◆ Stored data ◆
○ ○ ○

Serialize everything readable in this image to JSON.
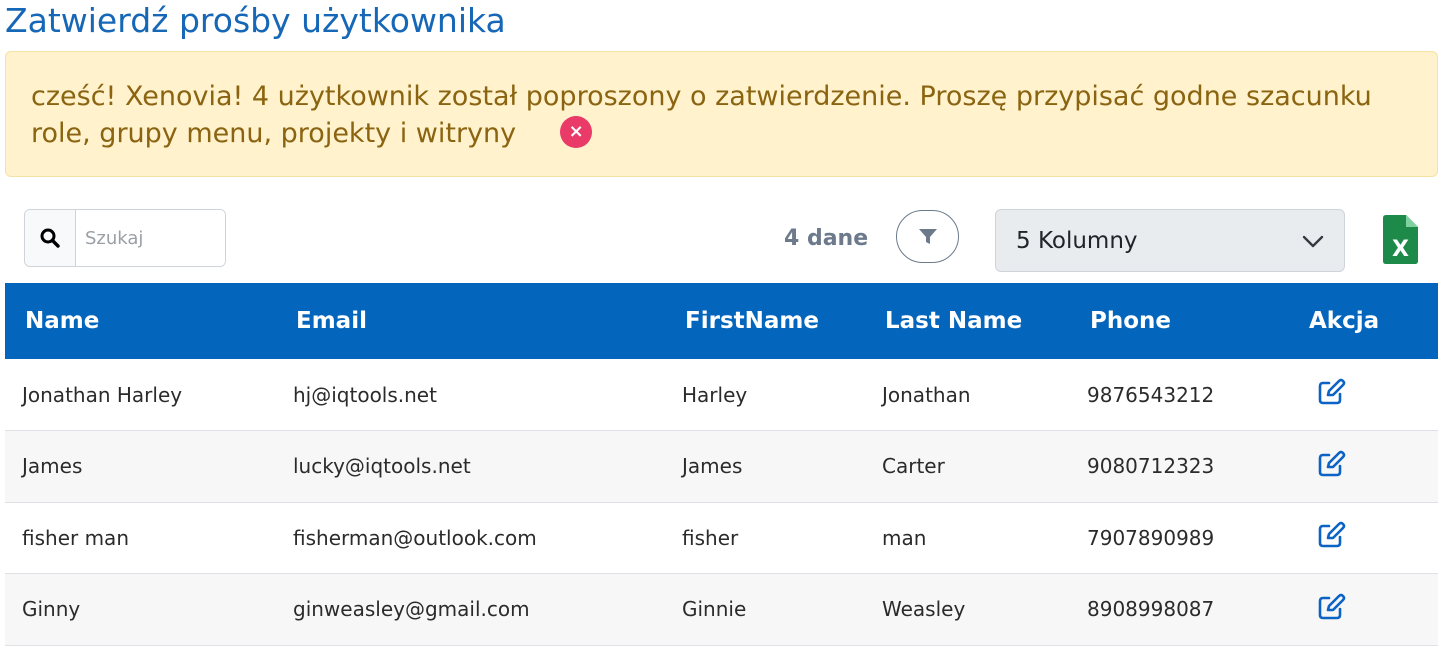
{
  "page": {
    "title": "Zatwierdź prośby użytkownika"
  },
  "alert": {
    "message": "cześć! Xenovia! 4 użytkownik został poproszony o zatwierdzenie. Proszę przypisać godne szacunku role, grupy menu, projekty i witryny",
    "close_glyph": "×",
    "color": "#8a6410",
    "background": "#fff2cd"
  },
  "toolbar": {
    "search_placeholder": "Szukaj",
    "search_value": "",
    "record_count": "4 dane",
    "columns_selected": "5 Kolumny",
    "icons": [
      "search-icon",
      "filter-icon",
      "chevron-down-icon",
      "excel-export-icon"
    ]
  },
  "table": {
    "header_color": "#0465bd",
    "columns": [
      "Name",
      "Email",
      "FirstName",
      "Last Name",
      "Phone",
      "Akcja"
    ],
    "rows": [
      {
        "name": "Jonathan Harley",
        "email": "hj@iqtools.net",
        "first_name": "Harley",
        "last_name": "Jonathan",
        "phone": "9876543212"
      },
      {
        "name": "James",
        "email": "lucky@iqtools.net",
        "first_name": "James",
        "last_name": "Carter",
        "phone": "9080712323"
      },
      {
        "name": "fisher man",
        "email": "fisherman@outlook.com",
        "first_name": "fisher",
        "last_name": "man",
        "phone": "7907890989"
      },
      {
        "name": "Ginny",
        "email": "ginweasley@gmail.com",
        "first_name": "Ginnie",
        "last_name": "Weasley",
        "phone": "8908998087"
      }
    ],
    "action_icon": "edit-icon"
  }
}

○ ○ ○

Reproduce the data verbatim. Do not carry any picture into the copy.

◆ The answer ◆
Serialize everything readable in this image to JSON.
{
  "page": {
    "title": "Zatwierdź prośby użytkownika"
  },
  "alert": {
    "message": "cześć! Xenovia! 4 użytkownik został poproszony o zatwierdzenie. Proszę przypisać godne szacunku role, grupy menu, projekty i witryny",
    "close_glyph": "×",
    "color": "#8a6410",
    "background": "#fff2cd"
  },
  "toolbar": {
    "search_placeholder": "Szukaj",
    "search_value": "",
    "record_count": "4 dane",
    "columns_selected": "5 Kolumny",
    "icons": [
      "search-icon",
      "filter-icon",
      "chevron-down-icon",
      "excel-export-icon"
    ]
  },
  "table": {
    "header_color": "#0465bd",
    "columns": [
      "Name",
      "Email",
      "FirstName",
      "Last Name",
      "Phone",
      "Akcja"
    ],
    "rows": [
      {
        "name": "Jonathan Harley",
        "email": "hj@iqtools.net",
        "first_name": "Harley",
        "last_name": "Jonathan",
        "phone": "9876543212"
      },
      {
        "name": "James",
        "email": "lucky@iqtools.net",
        "first_name": "James",
        "last_name": "Carter",
        "phone": "9080712323"
      },
      {
        "name": "fisher man",
        "email": "fisherman@outlook.com",
        "first_name": "fisher",
        "last_name": "man",
        "phone": "7907890989"
      },
      {
        "name": "Ginny",
        "email": "ginweasley@gmail.com",
        "first_name": "Ginnie",
        "last_name": "Weasley",
        "phone": "8908998087"
      }
    ],
    "action_icon": "edit-icon"
  }
}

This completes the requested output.